- _Task statement_: Count the lines below that contain the word "badge", and reply with that number alone.

-- start --

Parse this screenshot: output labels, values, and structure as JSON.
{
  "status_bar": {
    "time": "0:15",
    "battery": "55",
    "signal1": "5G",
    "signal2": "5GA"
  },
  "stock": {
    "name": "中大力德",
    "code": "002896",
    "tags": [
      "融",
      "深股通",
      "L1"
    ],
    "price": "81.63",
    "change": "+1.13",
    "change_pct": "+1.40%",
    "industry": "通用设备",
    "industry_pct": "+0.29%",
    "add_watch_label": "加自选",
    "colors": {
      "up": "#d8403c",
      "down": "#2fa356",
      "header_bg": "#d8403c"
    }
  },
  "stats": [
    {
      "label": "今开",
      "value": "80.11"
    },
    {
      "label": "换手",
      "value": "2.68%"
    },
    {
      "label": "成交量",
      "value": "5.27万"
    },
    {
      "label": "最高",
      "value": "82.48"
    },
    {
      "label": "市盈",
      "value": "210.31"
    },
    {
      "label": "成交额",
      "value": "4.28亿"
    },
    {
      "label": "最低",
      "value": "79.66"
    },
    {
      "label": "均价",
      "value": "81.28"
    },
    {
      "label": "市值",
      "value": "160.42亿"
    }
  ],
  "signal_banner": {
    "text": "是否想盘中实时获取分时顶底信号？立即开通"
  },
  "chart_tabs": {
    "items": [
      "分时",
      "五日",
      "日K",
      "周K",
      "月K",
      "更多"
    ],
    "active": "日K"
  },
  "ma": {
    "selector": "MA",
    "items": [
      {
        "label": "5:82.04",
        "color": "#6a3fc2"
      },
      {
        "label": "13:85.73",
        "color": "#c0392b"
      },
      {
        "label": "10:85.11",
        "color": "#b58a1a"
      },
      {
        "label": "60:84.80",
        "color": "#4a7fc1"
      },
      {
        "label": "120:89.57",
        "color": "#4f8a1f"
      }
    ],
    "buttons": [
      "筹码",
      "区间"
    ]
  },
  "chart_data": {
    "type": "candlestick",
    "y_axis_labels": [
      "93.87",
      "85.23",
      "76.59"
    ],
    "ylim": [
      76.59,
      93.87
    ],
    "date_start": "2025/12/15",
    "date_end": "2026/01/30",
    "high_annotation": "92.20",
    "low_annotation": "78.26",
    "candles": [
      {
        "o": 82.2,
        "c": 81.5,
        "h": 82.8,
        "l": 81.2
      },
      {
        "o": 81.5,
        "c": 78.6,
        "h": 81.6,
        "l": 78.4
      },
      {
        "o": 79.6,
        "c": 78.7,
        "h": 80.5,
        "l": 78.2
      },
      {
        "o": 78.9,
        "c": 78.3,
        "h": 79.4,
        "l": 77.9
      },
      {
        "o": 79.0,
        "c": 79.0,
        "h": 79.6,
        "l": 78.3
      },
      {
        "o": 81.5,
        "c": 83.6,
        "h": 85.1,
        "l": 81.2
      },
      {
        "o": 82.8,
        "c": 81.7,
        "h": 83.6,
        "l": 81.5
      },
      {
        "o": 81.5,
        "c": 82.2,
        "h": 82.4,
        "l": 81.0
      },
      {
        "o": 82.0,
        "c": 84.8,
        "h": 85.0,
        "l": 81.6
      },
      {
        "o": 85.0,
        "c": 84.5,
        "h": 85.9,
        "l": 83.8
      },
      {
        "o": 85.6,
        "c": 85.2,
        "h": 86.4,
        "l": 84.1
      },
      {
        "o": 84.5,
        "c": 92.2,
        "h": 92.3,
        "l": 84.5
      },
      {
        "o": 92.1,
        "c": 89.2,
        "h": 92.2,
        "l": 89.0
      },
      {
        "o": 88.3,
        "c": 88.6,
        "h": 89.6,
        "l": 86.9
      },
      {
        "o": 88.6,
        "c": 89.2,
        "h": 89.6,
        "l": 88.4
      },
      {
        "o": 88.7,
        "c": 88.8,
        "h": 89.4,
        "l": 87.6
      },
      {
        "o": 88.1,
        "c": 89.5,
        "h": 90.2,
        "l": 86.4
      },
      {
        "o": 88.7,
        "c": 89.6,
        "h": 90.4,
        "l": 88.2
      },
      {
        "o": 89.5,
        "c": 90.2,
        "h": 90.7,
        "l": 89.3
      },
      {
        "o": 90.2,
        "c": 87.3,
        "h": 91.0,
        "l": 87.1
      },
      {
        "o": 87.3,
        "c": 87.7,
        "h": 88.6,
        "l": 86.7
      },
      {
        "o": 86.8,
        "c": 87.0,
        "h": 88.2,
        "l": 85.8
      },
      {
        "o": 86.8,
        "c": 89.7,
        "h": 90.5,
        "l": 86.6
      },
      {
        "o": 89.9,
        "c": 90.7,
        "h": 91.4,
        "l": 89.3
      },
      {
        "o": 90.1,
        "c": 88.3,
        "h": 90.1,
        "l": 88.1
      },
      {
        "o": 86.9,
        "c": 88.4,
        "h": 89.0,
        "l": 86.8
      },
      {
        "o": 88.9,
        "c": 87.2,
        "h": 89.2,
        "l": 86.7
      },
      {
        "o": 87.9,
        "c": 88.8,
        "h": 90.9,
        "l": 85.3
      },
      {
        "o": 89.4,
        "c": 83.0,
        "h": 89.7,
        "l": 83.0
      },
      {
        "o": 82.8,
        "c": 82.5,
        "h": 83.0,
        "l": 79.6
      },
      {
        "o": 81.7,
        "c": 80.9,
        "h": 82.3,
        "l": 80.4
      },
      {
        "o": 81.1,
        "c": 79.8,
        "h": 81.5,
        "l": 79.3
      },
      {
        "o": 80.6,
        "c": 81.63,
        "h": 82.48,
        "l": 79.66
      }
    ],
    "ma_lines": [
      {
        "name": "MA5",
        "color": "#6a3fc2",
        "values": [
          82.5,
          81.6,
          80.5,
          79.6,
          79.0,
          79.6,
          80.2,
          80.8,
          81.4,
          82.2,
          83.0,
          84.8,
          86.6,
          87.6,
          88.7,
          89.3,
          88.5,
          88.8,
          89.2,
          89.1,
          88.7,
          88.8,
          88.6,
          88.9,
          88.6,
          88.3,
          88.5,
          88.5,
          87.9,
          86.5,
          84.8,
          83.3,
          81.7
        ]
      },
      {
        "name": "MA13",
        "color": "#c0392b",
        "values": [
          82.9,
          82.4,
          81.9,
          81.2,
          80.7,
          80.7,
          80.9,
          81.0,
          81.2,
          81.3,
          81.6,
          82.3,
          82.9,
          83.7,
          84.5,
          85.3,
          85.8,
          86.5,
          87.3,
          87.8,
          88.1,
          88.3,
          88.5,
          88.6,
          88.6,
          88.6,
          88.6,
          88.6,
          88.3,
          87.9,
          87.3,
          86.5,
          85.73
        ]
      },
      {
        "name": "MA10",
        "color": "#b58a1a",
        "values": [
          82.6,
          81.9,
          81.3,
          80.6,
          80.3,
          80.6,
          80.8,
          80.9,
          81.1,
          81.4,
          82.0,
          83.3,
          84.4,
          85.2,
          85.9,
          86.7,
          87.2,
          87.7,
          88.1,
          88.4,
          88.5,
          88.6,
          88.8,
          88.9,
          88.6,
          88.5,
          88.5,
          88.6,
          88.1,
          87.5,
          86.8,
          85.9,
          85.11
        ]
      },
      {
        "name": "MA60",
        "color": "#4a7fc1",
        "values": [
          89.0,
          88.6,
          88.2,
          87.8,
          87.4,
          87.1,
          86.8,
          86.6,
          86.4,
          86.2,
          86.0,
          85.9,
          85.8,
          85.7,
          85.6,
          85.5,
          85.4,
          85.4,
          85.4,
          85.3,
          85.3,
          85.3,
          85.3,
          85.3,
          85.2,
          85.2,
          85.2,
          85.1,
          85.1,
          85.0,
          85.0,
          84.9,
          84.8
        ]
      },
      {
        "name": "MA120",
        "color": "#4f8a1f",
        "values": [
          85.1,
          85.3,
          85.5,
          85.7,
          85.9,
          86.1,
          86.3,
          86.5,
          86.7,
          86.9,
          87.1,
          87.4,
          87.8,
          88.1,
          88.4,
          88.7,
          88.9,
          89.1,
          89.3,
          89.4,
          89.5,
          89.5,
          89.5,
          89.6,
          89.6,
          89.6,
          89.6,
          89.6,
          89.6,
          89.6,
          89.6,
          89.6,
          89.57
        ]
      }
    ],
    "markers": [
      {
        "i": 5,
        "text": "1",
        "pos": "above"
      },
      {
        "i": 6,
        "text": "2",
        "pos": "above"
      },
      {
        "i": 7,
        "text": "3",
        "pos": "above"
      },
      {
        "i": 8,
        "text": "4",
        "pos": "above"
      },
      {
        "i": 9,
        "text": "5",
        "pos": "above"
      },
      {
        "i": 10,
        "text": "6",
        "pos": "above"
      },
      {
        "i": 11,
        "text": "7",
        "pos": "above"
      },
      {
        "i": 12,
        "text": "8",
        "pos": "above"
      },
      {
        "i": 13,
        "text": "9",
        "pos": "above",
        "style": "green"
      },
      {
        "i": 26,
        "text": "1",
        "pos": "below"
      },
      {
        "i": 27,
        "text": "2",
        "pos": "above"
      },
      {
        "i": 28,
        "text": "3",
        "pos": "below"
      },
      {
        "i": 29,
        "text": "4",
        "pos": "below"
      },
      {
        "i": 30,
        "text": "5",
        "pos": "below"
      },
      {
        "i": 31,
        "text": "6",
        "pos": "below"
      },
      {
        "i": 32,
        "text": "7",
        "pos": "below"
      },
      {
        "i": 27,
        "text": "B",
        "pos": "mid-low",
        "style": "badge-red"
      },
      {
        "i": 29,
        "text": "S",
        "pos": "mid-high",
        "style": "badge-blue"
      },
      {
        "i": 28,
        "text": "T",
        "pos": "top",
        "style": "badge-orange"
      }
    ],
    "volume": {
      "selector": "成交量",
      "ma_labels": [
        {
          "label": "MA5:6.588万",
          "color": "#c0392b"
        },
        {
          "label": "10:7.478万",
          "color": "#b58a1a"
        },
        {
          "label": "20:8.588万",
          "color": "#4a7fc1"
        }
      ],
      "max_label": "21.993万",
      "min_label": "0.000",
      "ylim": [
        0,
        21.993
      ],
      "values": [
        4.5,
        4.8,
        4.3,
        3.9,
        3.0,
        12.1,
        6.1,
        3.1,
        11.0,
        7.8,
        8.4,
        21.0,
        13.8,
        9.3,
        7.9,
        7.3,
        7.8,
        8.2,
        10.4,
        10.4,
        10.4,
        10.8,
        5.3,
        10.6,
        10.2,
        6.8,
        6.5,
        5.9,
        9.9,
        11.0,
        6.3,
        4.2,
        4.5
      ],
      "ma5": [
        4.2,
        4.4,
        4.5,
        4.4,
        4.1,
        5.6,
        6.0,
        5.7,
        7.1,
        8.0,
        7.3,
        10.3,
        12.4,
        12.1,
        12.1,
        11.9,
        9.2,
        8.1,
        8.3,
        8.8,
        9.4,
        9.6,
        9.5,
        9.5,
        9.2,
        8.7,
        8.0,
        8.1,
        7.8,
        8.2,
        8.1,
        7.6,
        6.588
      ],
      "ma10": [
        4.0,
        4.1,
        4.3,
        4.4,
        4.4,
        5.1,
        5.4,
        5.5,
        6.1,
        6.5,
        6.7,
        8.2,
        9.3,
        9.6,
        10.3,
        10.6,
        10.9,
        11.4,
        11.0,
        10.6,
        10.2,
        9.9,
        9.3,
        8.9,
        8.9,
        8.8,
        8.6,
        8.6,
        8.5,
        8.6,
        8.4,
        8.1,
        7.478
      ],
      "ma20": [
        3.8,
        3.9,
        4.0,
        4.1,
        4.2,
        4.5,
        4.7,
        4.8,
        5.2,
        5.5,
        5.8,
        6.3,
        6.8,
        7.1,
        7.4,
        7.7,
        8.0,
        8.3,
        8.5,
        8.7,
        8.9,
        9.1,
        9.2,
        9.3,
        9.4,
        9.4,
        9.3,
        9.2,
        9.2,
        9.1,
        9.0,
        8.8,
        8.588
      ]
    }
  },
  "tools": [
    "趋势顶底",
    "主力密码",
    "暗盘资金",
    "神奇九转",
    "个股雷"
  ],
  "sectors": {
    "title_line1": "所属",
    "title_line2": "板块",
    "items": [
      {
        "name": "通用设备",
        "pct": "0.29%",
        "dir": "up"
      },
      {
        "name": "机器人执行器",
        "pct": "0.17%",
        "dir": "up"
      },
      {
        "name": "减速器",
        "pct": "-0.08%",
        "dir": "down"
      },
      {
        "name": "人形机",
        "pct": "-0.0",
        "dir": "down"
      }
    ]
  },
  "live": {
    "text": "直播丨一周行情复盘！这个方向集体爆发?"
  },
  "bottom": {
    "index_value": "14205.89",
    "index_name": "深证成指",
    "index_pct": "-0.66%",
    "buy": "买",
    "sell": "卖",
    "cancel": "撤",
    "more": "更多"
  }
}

-- end --

- _Expected answer_: 3